* [TASK DIRECTIONS]: Will you give the material below again, every line exactly as it is?

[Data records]
## BEGIN
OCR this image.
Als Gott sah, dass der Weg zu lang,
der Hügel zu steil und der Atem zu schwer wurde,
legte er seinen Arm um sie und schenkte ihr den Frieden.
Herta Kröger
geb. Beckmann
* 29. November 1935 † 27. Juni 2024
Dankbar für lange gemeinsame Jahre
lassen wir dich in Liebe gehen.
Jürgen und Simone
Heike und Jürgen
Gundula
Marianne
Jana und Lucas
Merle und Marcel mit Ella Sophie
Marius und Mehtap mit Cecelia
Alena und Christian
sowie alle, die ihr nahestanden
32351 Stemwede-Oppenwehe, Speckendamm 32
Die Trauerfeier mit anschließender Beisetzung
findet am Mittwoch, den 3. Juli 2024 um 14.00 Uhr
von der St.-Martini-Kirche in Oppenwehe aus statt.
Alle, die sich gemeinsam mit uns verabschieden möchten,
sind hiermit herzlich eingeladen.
## END
* [SOLUTION FOR THIS EXERCISE]:
OCR this image.
Als Gott sah, dass der Weg zu lang,
der Hügel zu steil und der Atem zu schwer wurde,
legte er seinen Arm um sie und schenkte ihr den Frieden.
Herta Kröger
geb. Beckmann
* 29. November 1935 † 27. Juni 2024
Dankbar für lange gemeinsame Jahre
lassen wir dich in Liebe gehen.
Jürgen und Simone
Heike und Jürgen
Gundula
Marianne
Jana und Lucas
Merle und Marcel mit Ella Sophie
Marius und Mehtap mit Cecelia
Alena und Christian
sowie alle, die ihr nahestanden
32351 Stemwede-Oppenwehe, Speckendamm 32
Die Trauerfeier mit anschließender Beisetzung
findet am Mittwoch, den 3. Juli 2024 um 14.00 Uhr
von der St.-Martini-Kirche in Oppenwehe aus statt.
Alle, die sich gemeinsam mit uns verabschieden möchten,
sind hiermit herzlich eingeladen.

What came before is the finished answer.